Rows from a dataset
------------------------------
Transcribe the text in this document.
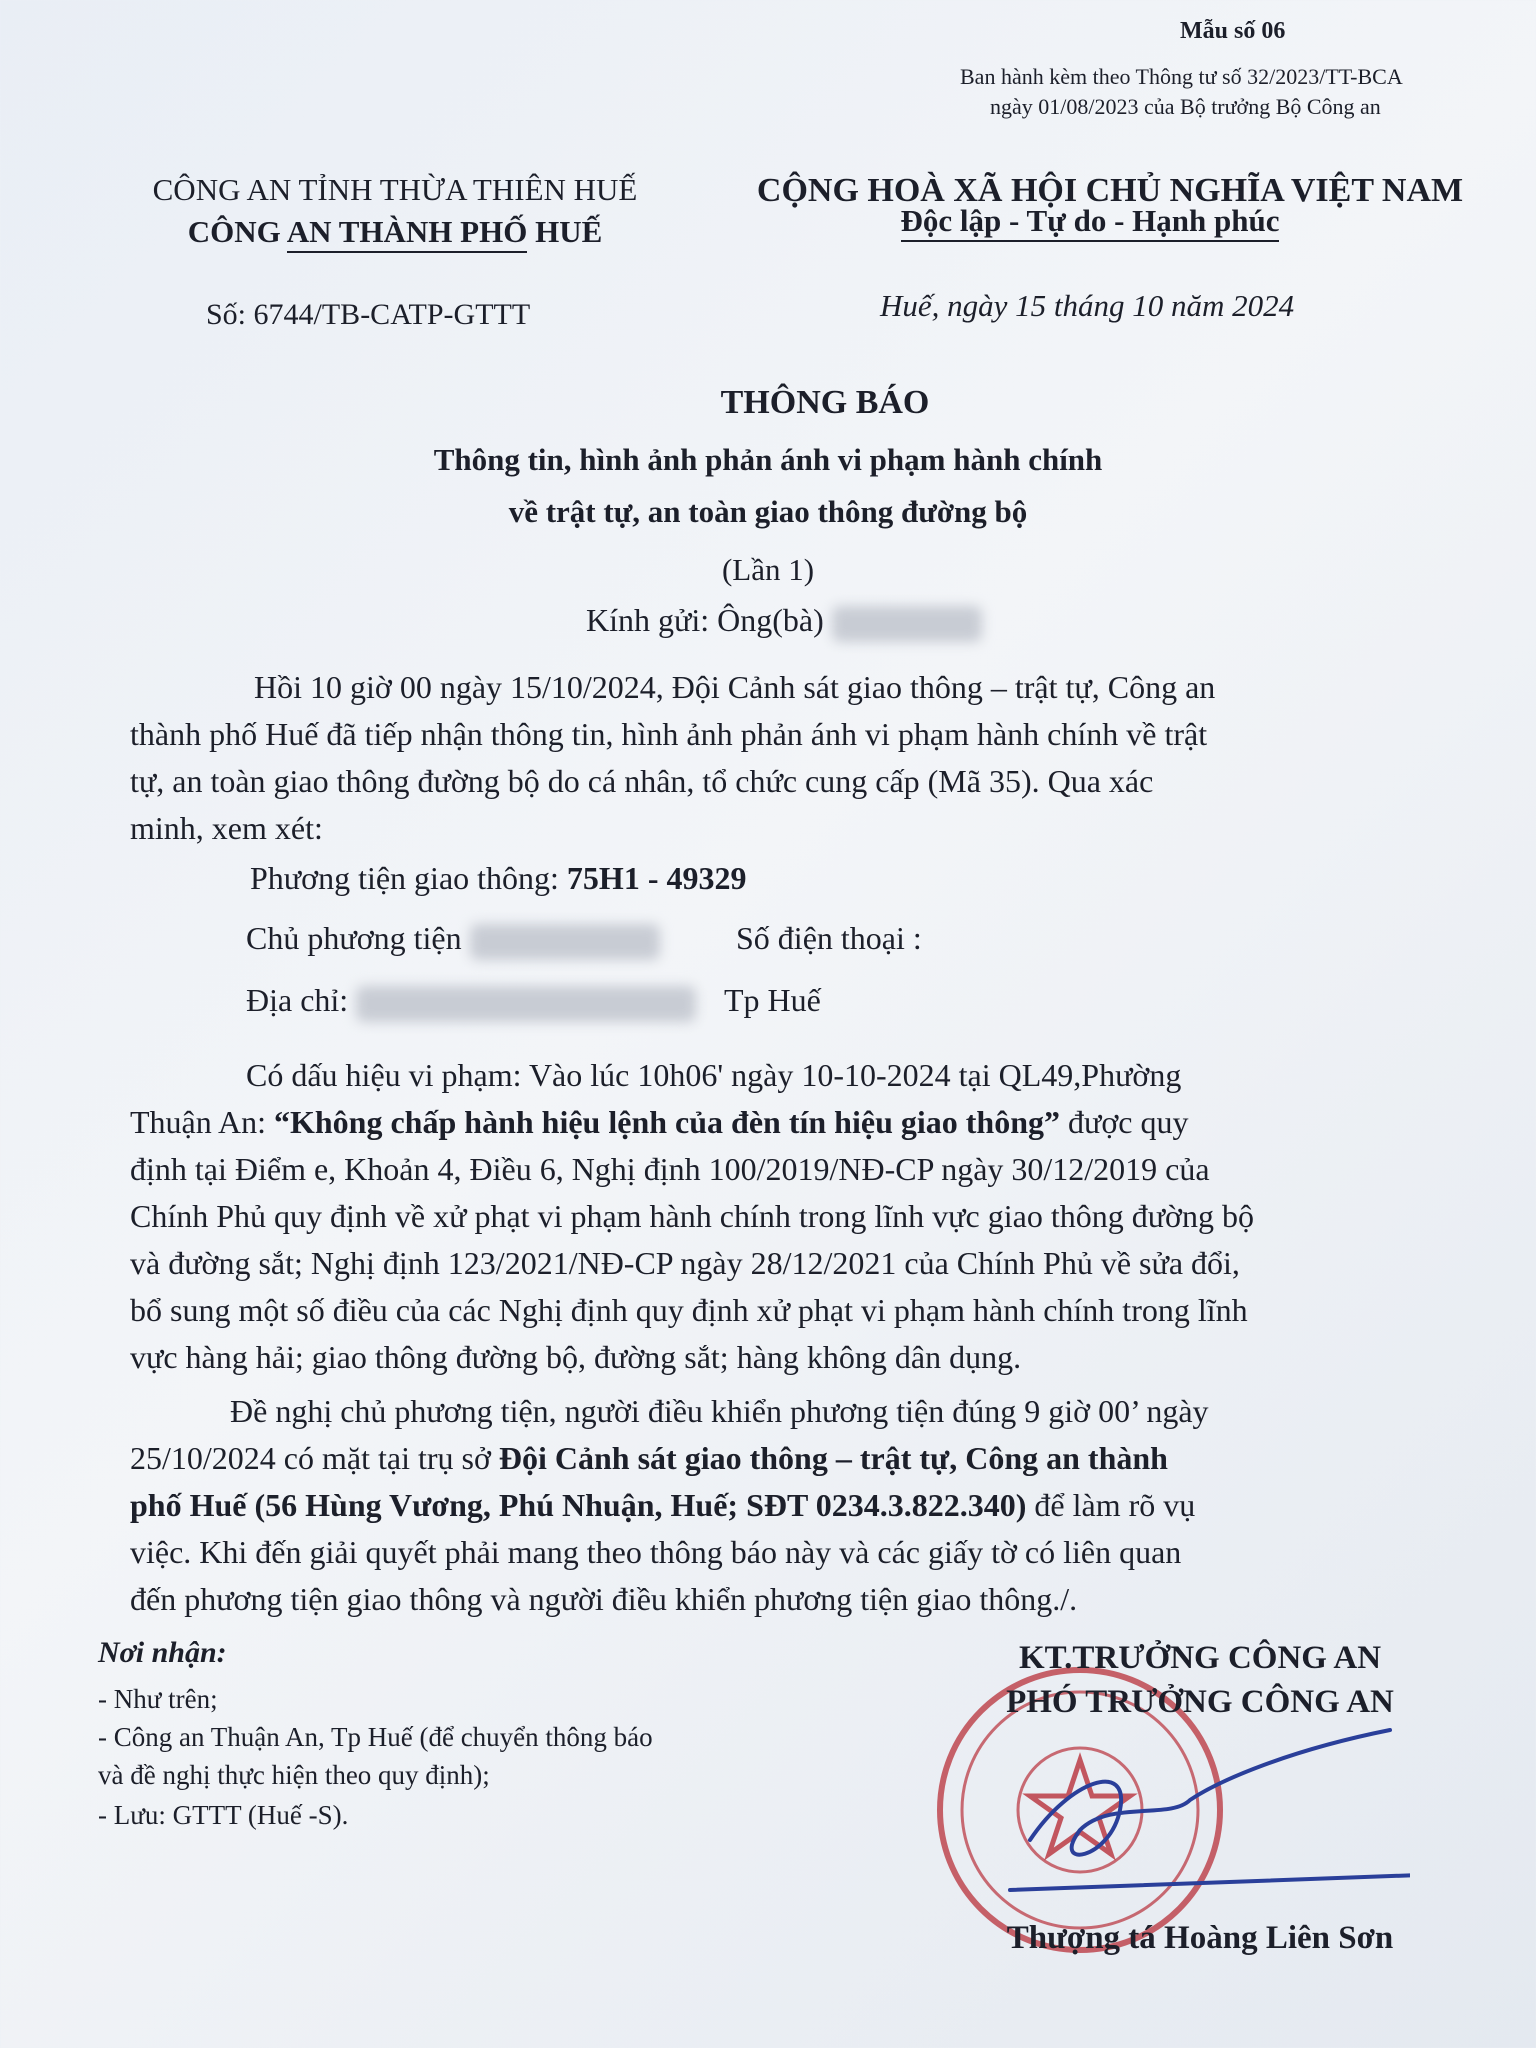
Mẫu số 06
Ban hành kèm theo Thông tư số 32/2023/TT-BCA
ngày 01/08/2023 của Bộ trưởng Bộ Công an
CÔNG AN TỈNH THỪA THIÊN HUẾ
CÔNG AN THÀNH PHỐ HUẾ
CỘNG HOÀ XÃ HỘI CHỦ NGHĨA VIỆT NAM
Độc lập - Tự do - Hạnh phúc
Số: 6744/TB-CATP-GTTT	Huế, ngày 15 tháng 10 năm 2024
THÔNG BÁO
Thông tin, hình ảnh phản ánh vi phạm hành chính
về trật tự, an toàn giao thông đường bộ
(Lần 1)
Kính gửi: Ông(bà)
Hồi 10 giờ 00 ngày 15/10/2024, Đội Cảnh sát giao thông – trật tự, Công an
thành phố Huế đã tiếp nhận thông tin, hình ảnh phản ánh vi phạm hành chính về trật
tự, an toàn giao thông đường bộ do cá nhân, tổ chức cung cấp (Mã 35). Qua xác
minh, xem xét:
Phương tiện giao thông: 75H1 - 49329
Chủ phương tiện	Số điện thoại :
Địa chỉ:	Tp Huế
Có dấu hiệu vi phạm: Vào lúc 10h06' ngày 10-10-2024 tại QL49,Phường
Thuận An: “Không chấp hành hiệu lệnh của đèn tín hiệu giao thông” được quy
định tại Điểm e, Khoản 4, Điều 6, Nghị định 100/2019/NĐ-CP ngày 30/12/2019 của
Chính Phủ quy định về xử phạt vi phạm hành chính trong lĩnh vực giao thông đường bộ
và đường sắt; Nghị định 123/2021/NĐ-CP ngày 28/12/2021 của Chính Phủ về sửa đổi,
bổ sung một số điều của các Nghị định quy định xử phạt vi phạm hành chính trong lĩnh
vực hàng hải; giao thông đường bộ, đường sắt; hàng không dân dụng.
Đề nghị chủ phương tiện, người điều khiển phương tiện đúng 9 giờ 00’ ngày
25/10/2024 có mặt tại trụ sở Đội Cảnh sát giao thông – trật tự, Công an thành
phố Huế (56 Hùng Vương, Phú Nhuận, Huế; SĐT 0234.3.822.340) để làm rõ vụ
việc. Khi đến giải quyết phải mang theo thông báo này và các giấy tờ có liên quan
đến phương tiện giao thông và người điều khiển phương tiện giao thông./.
Nơi nhận:
- Như trên;
- Công an Thuận An, Tp Huế (để chuyển thông báo
và đề nghị thực hiện theo quy định);
- Lưu: GTTT (Huế -S).
KT.TRƯỞNG CÔNG AN
PHÓ TRƯỞNG CÔNG AN
Thượng tá Hoàng Liên Sơn
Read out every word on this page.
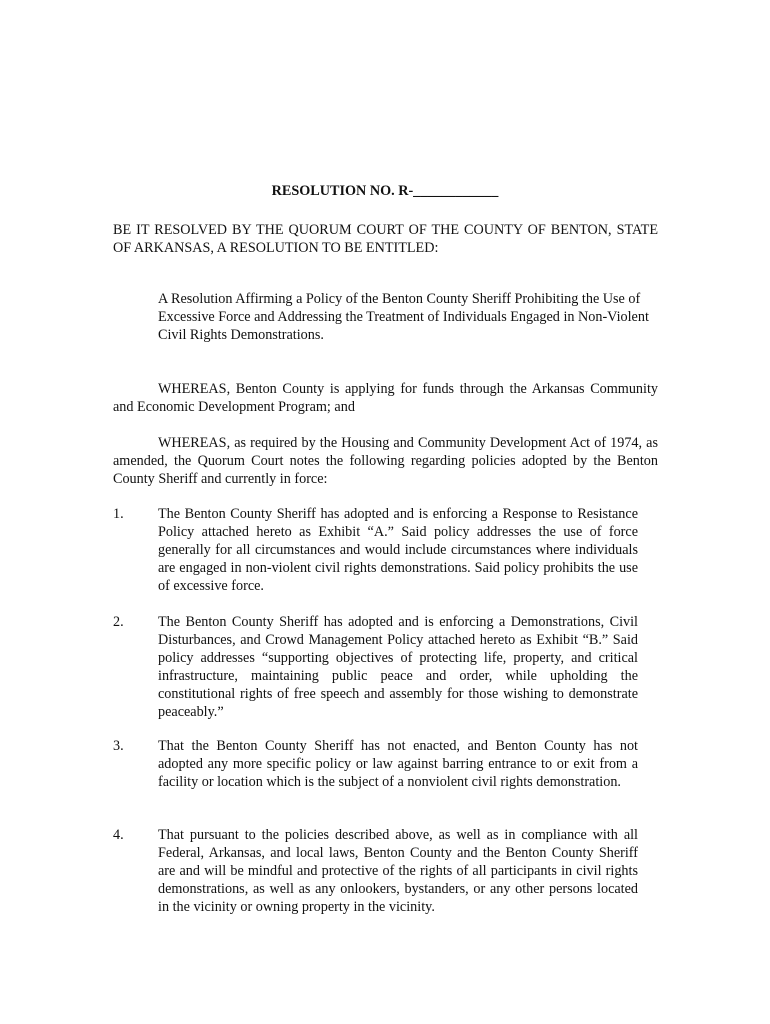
RESOLUTION NO. R-____________

BE IT RESOLVED BY THE QUORUM COURT OF THE COUNTY OF BENTON, STATE OF ARKANSAS, A RESOLUTION TO BE ENTITLED:

A Resolution Affirming a Policy of the Benton County Sheriff Prohibiting the Use of Excessive Force and Addressing the Treatment of Individuals Engaged in Non-Violent Civil Rights Demonstrations.

WHEREAS, Benton County is applying for funds through the Arkansas Community and Economic Development Program; and

WHEREAS, as required by the Housing and Community Development Act of 1974, as amended, the Quorum Court notes the following regarding policies adopted by the Benton County Sheriff and currently in force:

1. The Benton County Sheriff has adopted and is enforcing a Response to Resistance Policy attached hereto as Exhibit “A.” Said policy addresses the use of force generally for all circumstances and would include circumstances where individuals are engaged in non-violent civil rights demonstrations. Said policy prohibits the use of excessive force.

2. The Benton County Sheriff has adopted and is enforcing a Demonstrations, Civil Disturbances, and Crowd Management Policy attached hereto as Exhibit “B.” Said policy addresses “supporting objectives of protecting life, property, and critical infrastructure, maintaining public peace and order, while upholding the constitutional rights of free speech and assembly for those wishing to demonstrate peaceably.”

3. That the Benton County Sheriff has not enacted, and Benton County has not adopted any more specific policy or law against barring entrance to or exit from a facility or location which is the subject of a nonviolent civil rights demonstration.

4. That pursuant to the policies described above, as well as in compliance with all Federal, Arkansas, and local laws, Benton County and the Benton County Sheriff are and will be mindful and protective of the rights of all participants in civil rights demonstrations, as well as any onlookers, bystanders, or any other persons located in the vicinity or owning property in the vicinity.
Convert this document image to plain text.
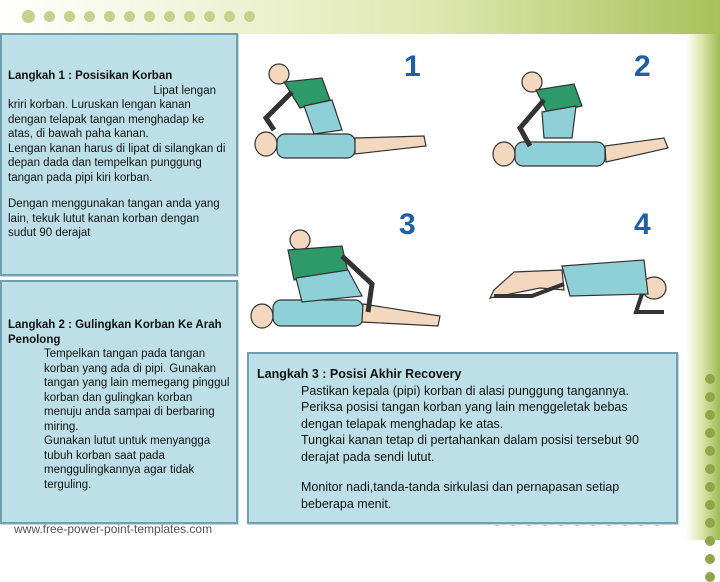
Langkah 1 : Posisikan Korban
Lipat lengan
kriri korban. Luruskan lengan kanan dengan telapak tangan menghadap ke atas, di bawah paha kanan.
Lengan kanan harus di lipat di silangkan di depan dada dan tempelkan punggung tangan pada pipi kiri korban.
Dengan menggunakan tangan anda yang lain, tekuk lutut kanan korban dengan sudut 90 derajat
Langkah 2 : Gulingkan Korban Ke Arah Penolong
Tempelkan tangan pada tangan korban yang ada di pipi. Gunakan tangan yang lain memegang pinggul korban dan gulingkan korban menuju anda sampai di berbaring miring.
Gunakan lutut untuk menyangga tubuh korban saat pada menggulingkannya agar tidak terguling.
Langkah 3 : Posisi Akhir Recovery
Pastikan kepala (pipi) korban di alasi punggung tangannya. Periksa posisi tangan korban yang lain menggeletak bebas dengan telapak menghadap ke atas.
Tungkai kanan tetap di pertahankan dalam posisi tersebut 90 derajat pada sendi lutut.
Monitor nadi,tanda-tanda sirkulasi dan pernapasan setiap beberapa menit.
1	2
3	4
www.free-power-point-templates.com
------------------------------
- Task to carry out
Quote each entry above verbatim and drop the pictures.

- Problem solution
Transcribe the text in this document.
Mẫu số 06
Ban hành kèm theo Thông tư số 32/2023/TT-BCA
ngày 01/08/2023 của Bộ trưởng Bộ Công an
CÔNG AN TỈNH THỪA THIÊN HUẾ
CÔNG AN THÀNH PHỐ HUẾ
CỘNG HOÀ XÃ HỘI CHỦ NGHĨA VIỆT NAM
Độc lập - Tự do - Hạnh phúc
Số: 6744/TB-CATP-GTTT	Huế, ngày 15 tháng 10 năm 2024
THÔNG BÁO
Thông tin, hình ảnh phản ánh vi phạm hành chính
về trật tự, an toàn giao thông đường bộ
(Lần 1)
Kính gửi: Ông(bà)
Hồi 10 giờ 00 ngày 15/10/2024, Đội Cảnh sát giao thông – trật tự, Công an
thành phố Huế đã tiếp nhận thông tin, hình ảnh phản ánh vi phạm hành chính về trật
tự, an toàn giao thông đường bộ do cá nhân, tổ chức cung cấp (Mã 35). Qua xác
minh, xem xét:
Phương tiện giao thông: 75H1 - 49329
Chủ phương tiện	Số điện thoại :
Địa chỉ:	Tp Huế
Có dấu hiệu vi phạm: Vào lúc 10h06' ngày 10-10-2024 tại QL49,Phường
Thuận An: “Không chấp hành hiệu lệnh của đèn tín hiệu giao thông” được quy
định tại Điểm e, Khoản 4, Điều 6, Nghị định 100/2019/NĐ-CP ngày 30/12/2019 của
Chính Phủ quy định về xử phạt vi phạm hành chính trong lĩnh vực giao thông đường bộ
và đường sắt; Nghị định 123/2021/NĐ-CP ngày 28/12/2021 của Chính Phủ về sửa đổi,
bổ sung một số điều của các Nghị định quy định xử phạt vi phạm hành chính trong lĩnh
vực hàng hải; giao thông đường bộ, đường sắt; hàng không dân dụng.
Đề nghị chủ phương tiện, người điều khiển phương tiện đúng 9 giờ 00’ ngày
25/10/2024 có mặt tại trụ sở Đội Cảnh sát giao thông – trật tự, Công an thành
phố Huế (56 Hùng Vương, Phú Nhuận, Huế; SĐT 0234.3.822.340) để làm rõ vụ
việc. Khi đến giải quyết phải mang theo thông báo này và các giấy tờ có liên quan
đến phương tiện giao thông và người điều khiển phương tiện giao thông./.
Nơi nhận:
- Như trên;
- Công an Thuận An, Tp Huế (để chuyển thông báo
và đề nghị thực hiện theo quy định);
- Lưu: GTTT (Huế -S).
KT.TRƯỞNG CÔNG AN
PHÓ TRƯỞNG CÔNG AN
Thượng tá Hoàng Liên Sơn
Read out every word on this page.
RESOLUTION NO. R-____________

BE IT RESOLVED BY THE QUORUM COURT OF THE COUNTY OF BENTON, STATE OF ARKANSAS, A RESOLUTION TO BE ENTITLED:

A Resolution Affirming a Policy of the Benton County Sheriff Prohibiting the Use of Excessive Force and Addressing the Treatment of Individuals Engaged in Non-Violent Civil Rights Demonstrations.

WHEREAS, Benton County is applying for funds through the Arkansas Community and Economic Development Program; and

WHEREAS, as required by the Housing and Community Development Act of 1974, as amended, the Quorum Court notes the following regarding policies adopted by the Benton County Sheriff and currently in force:

1. The Benton County Sheriff has adopted and is enforcing a Response to Resistance Policy attached hereto as Exhibit “A.” Said policy addresses the use of force generally for all circumstances and would include circumstances where individuals are engaged in non-violent civil rights demonstrations. Said policy prohibits the use of excessive force.

2. The Benton County Sheriff has adopted and is enforcing a Demonstrations, Civil Disturbances, and Crowd Management Policy attached hereto as Exhibit “B.” Said policy addresses “supporting objectives of protecting life, property, and critical infrastructure, maintaining public peace and order, while upholding the constitutional rights of free speech and assembly for those wishing to demonstrate peaceably.”

3. That the Benton County Sheriff has not enacted, and Benton County has not adopted any more specific policy or law against barring entrance to or exit from a facility or location which is the subject of a nonviolent civil rights demonstration.

4. That pursuant to the policies described above, as well as in compliance with all Federal, Arkansas, and local laws, Benton County and the Benton County Sheriff are and will be mindful and protective of the rights of all participants in civil rights demonstrations, as well as any onlookers, bystanders, or any other persons located in the vicinity or owning property in the vicinity.
Convert this document image to plain text.
Langkah 1 : Posisikan Korban
Lipat lengan
kriri korban. Luruskan lengan kanan dengan telapak tangan menghadap ke atas, di bawah paha kanan.
Lengan kanan harus di lipat di silangkan di depan dada dan tempelkan punggung tangan pada pipi kiri korban.
Dengan menggunakan tangan anda yang lain, tekuk lutut kanan korban dengan sudut 90 derajat
Langkah 2 : Gulingkan Korban Ke Arah Penolong
Tempelkan tangan pada tangan korban yang ada di pipi. Gunakan tangan yang lain memegang pinggul korban dan gulingkan korban menuju anda sampai di berbaring miring.
Gunakan lutut untuk menyangga tubuh korban saat pada menggulingkannya agar tidak terguling.
Langkah 3 : Posisi Akhir Recovery
Pastikan kepala (pipi) korban di alasi punggung tangannya. Periksa posisi tangan korban yang lain menggeletak bebas dengan telapak menghadap ke atas.
Tungkai kanan tetap di pertahankan dalam posisi tersebut 90 derajat pada sendi lutut.
Monitor nadi,tanda-tanda sirkulasi dan pernapasan setiap beberapa menit.
1	2
3	4
www.free-power-point-templates.com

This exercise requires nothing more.